▸ **Exercise prompt**
Select the lines below containing the word "expected".

Dataset entries:
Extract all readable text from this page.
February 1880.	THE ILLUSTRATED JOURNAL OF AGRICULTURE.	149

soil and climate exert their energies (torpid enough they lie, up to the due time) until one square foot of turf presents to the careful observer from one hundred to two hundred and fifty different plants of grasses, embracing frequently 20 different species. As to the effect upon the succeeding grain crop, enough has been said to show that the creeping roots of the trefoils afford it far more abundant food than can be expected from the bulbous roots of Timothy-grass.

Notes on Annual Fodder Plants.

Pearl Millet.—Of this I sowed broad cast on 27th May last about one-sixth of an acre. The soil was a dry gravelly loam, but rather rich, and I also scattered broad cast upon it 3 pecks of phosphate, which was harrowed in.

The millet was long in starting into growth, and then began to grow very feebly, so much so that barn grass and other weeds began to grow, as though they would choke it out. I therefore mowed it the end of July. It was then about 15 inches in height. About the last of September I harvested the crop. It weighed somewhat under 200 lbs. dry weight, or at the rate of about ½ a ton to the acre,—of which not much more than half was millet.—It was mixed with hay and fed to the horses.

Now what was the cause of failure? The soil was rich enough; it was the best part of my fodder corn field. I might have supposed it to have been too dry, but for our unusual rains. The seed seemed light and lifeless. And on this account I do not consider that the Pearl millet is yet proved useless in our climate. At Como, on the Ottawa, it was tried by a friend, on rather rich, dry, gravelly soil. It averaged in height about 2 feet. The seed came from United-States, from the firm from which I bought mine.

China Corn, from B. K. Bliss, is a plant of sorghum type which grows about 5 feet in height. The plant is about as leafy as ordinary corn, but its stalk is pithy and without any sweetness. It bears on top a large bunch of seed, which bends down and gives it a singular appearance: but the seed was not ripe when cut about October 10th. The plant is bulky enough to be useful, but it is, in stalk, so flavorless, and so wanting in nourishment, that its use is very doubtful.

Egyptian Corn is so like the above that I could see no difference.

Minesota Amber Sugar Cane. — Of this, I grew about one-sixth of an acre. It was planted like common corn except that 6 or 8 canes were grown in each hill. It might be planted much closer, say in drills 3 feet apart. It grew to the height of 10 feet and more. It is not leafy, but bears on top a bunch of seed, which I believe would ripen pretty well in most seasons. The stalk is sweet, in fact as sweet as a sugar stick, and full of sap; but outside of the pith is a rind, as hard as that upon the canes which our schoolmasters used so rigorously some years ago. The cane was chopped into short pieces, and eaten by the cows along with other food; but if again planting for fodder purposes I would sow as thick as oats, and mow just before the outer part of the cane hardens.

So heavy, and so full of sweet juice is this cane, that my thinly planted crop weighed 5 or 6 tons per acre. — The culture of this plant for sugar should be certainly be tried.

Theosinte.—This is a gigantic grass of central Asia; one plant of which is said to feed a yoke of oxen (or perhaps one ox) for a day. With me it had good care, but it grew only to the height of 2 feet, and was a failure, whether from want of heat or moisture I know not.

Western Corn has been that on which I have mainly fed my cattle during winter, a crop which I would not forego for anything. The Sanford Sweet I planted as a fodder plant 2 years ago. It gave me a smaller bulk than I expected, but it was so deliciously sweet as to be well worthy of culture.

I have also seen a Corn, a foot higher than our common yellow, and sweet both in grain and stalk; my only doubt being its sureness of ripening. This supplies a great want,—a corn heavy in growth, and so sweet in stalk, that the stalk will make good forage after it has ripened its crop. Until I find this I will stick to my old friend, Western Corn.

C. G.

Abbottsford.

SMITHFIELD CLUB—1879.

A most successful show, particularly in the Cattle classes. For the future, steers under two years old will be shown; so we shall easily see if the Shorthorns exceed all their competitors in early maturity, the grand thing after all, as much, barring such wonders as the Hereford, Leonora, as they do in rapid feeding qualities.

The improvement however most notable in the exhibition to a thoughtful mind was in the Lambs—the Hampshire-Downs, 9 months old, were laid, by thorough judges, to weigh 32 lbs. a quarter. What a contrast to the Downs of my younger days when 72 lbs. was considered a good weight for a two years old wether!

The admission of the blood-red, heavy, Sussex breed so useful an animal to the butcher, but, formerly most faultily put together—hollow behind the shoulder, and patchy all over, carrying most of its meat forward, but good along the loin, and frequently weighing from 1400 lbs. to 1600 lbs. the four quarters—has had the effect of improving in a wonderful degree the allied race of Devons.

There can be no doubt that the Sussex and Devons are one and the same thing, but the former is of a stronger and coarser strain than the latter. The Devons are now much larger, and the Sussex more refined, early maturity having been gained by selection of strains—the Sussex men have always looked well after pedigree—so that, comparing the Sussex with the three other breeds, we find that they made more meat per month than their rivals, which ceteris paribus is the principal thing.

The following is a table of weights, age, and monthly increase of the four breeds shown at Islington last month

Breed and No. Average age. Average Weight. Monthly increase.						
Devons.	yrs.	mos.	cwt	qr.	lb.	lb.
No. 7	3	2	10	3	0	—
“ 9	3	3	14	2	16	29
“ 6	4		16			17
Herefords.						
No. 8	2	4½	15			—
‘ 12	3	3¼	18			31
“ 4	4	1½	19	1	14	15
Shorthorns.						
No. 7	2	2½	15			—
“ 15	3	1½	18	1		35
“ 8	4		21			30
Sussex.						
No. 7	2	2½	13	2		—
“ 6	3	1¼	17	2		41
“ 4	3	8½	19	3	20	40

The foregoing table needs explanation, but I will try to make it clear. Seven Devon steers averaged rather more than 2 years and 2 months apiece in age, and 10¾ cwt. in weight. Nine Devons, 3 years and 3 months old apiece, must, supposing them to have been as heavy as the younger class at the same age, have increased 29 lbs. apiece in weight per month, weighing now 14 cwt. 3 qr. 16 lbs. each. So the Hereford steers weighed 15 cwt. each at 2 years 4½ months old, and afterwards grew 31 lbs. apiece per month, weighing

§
---
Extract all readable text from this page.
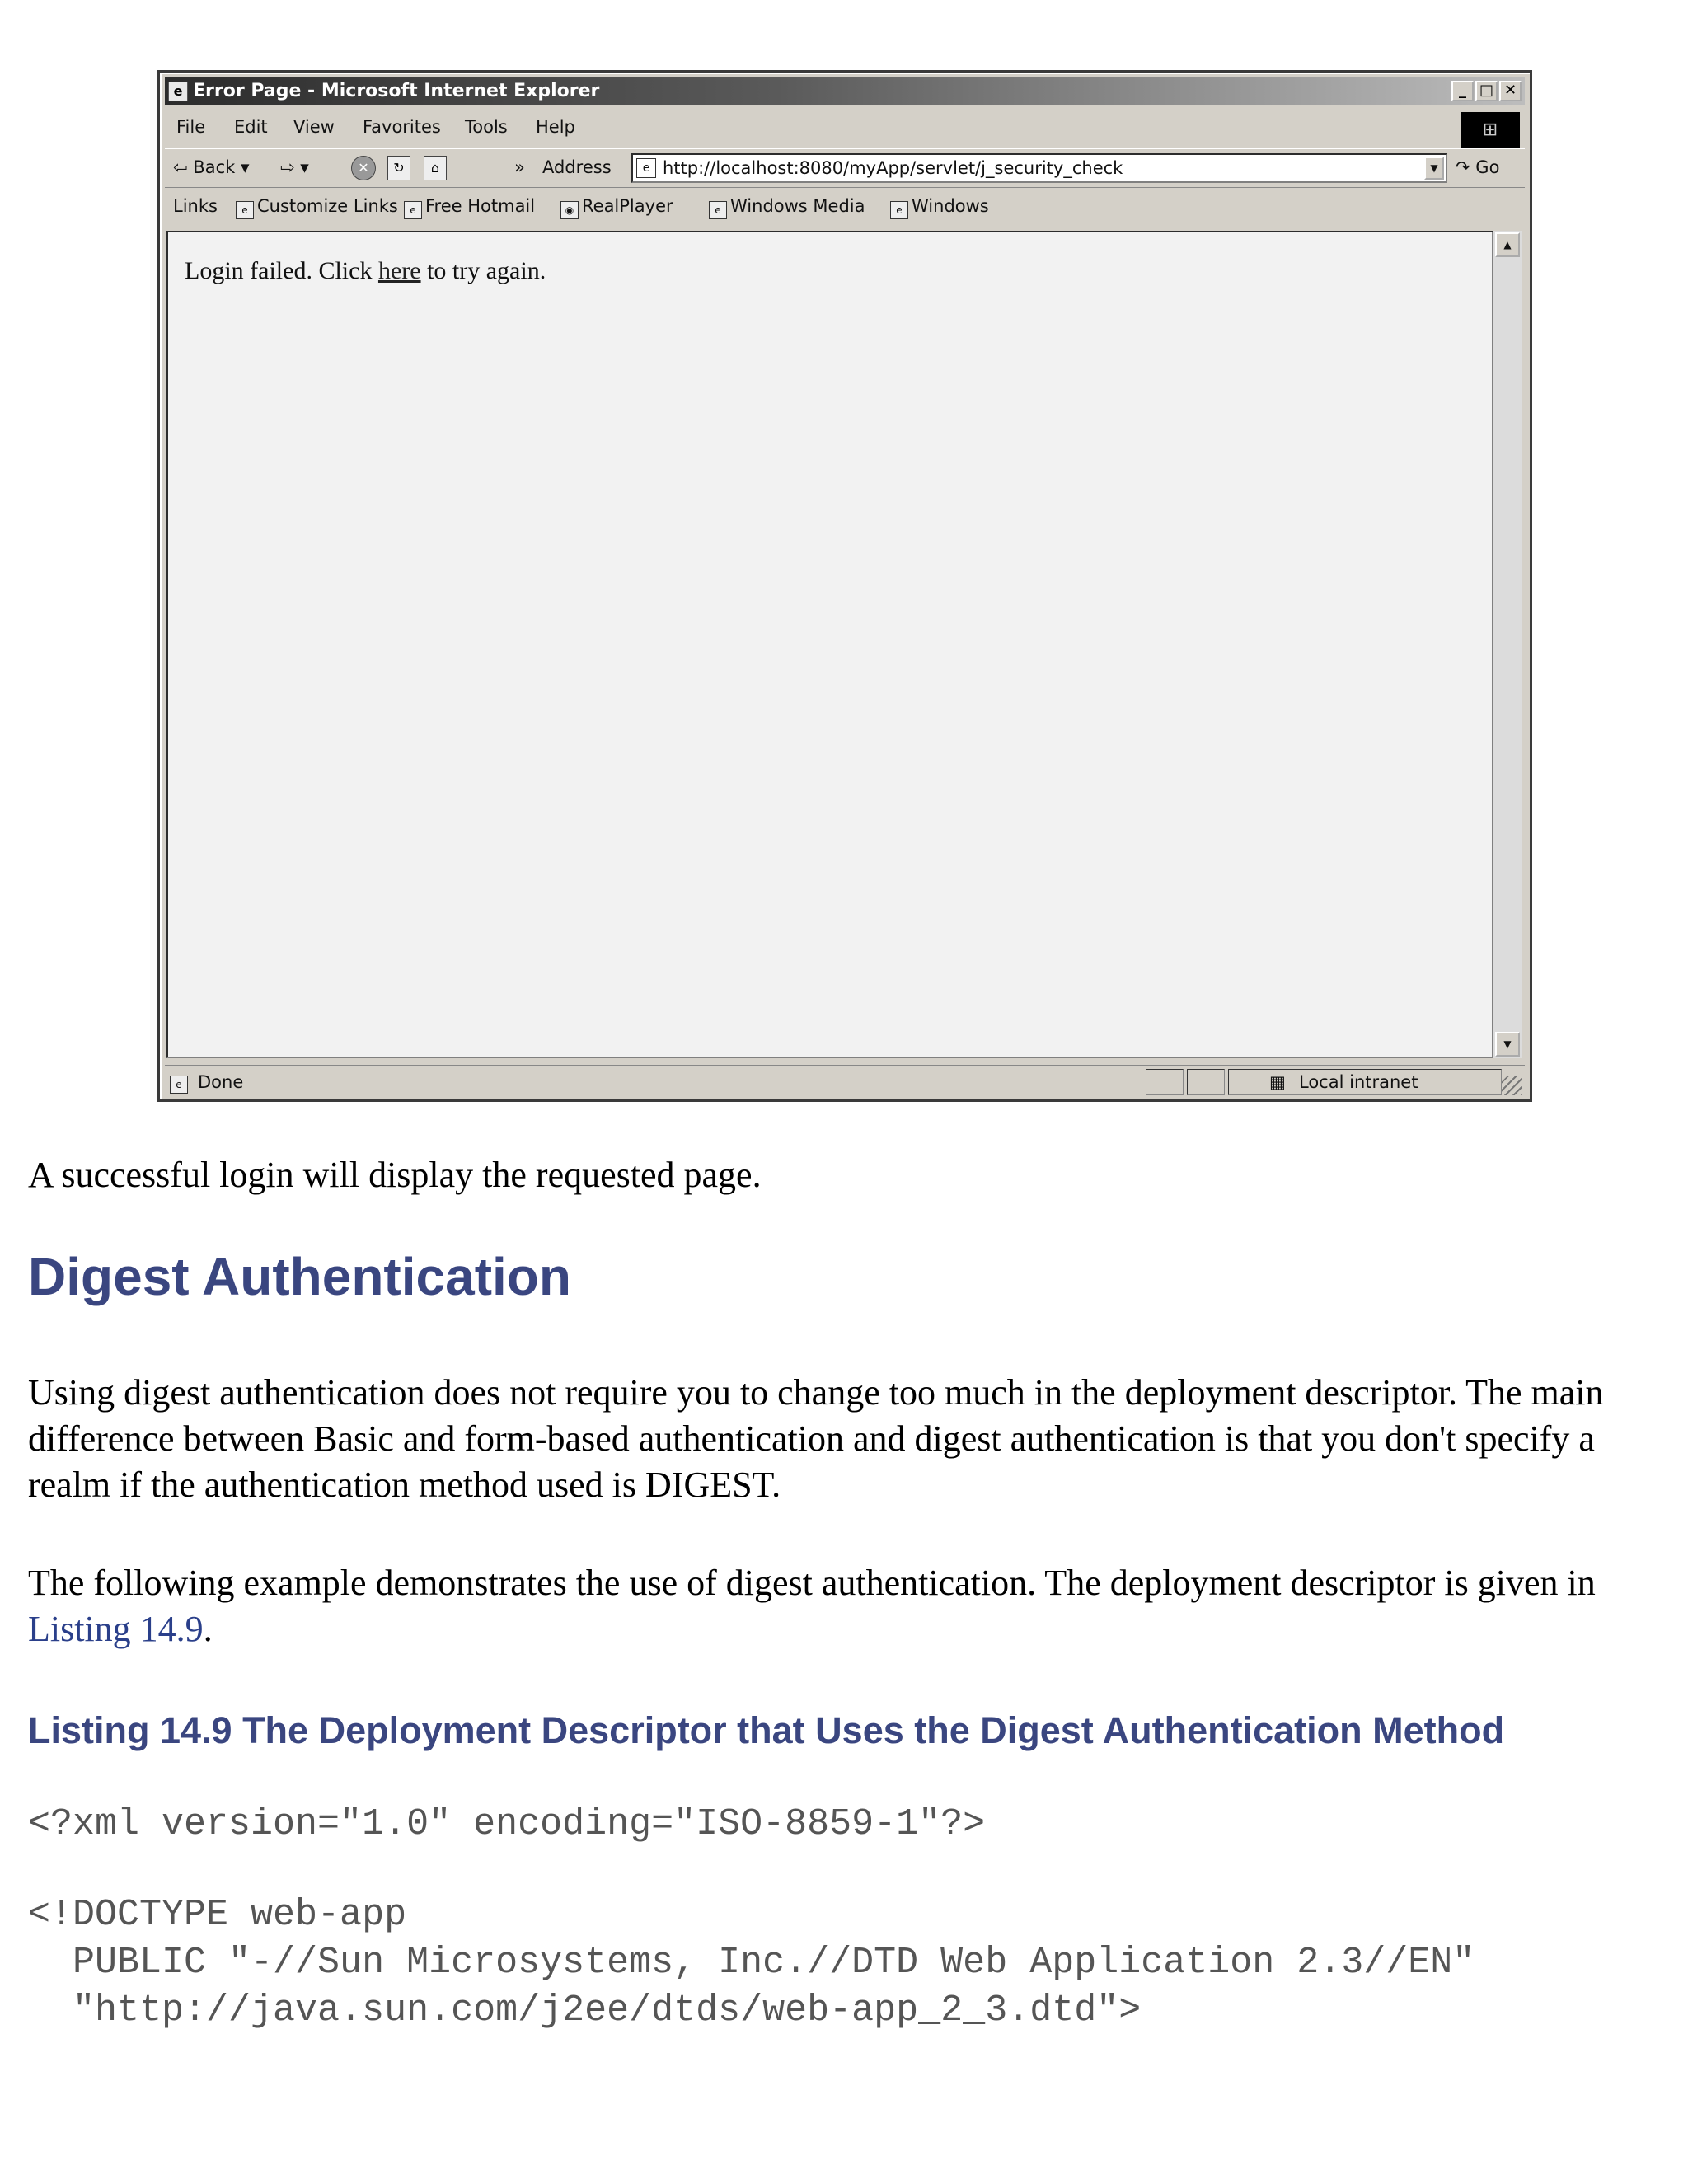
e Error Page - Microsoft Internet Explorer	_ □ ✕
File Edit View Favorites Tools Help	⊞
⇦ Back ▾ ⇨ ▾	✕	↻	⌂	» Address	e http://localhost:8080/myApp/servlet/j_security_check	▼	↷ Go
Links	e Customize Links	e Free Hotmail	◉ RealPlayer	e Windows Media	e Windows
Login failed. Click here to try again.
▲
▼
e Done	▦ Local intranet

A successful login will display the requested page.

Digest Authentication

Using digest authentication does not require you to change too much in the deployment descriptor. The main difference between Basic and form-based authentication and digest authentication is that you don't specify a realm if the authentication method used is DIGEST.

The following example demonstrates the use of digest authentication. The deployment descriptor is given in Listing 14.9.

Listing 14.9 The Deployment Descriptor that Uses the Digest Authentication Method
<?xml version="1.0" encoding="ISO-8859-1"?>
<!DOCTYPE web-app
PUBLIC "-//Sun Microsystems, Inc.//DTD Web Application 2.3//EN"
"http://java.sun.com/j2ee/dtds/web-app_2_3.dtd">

▸ **Reply**
soil and climate exert their energies (torpid enough they lie, up to the due time) until one square foot of turf presents to the careful observer from one hundred to two hundred and fifty different plants of grasses, embracing frequently 20 different species. As to the effect upon the succeeding grain crop, enough has been said to show that the creeping roots of the trefoils afford it far more abundant food than can be expected from the bulbous roots of Timothy-grass.
Western Corn has been that on which I have mainly fed my cattle during winter, a crop which I would not forego for anything. The Sanford Sweet I planted as a fodder plant 2 years ago. It gave me a smaller bulk than I expected, but it was so deliciously sweet as to be well worthy of culture.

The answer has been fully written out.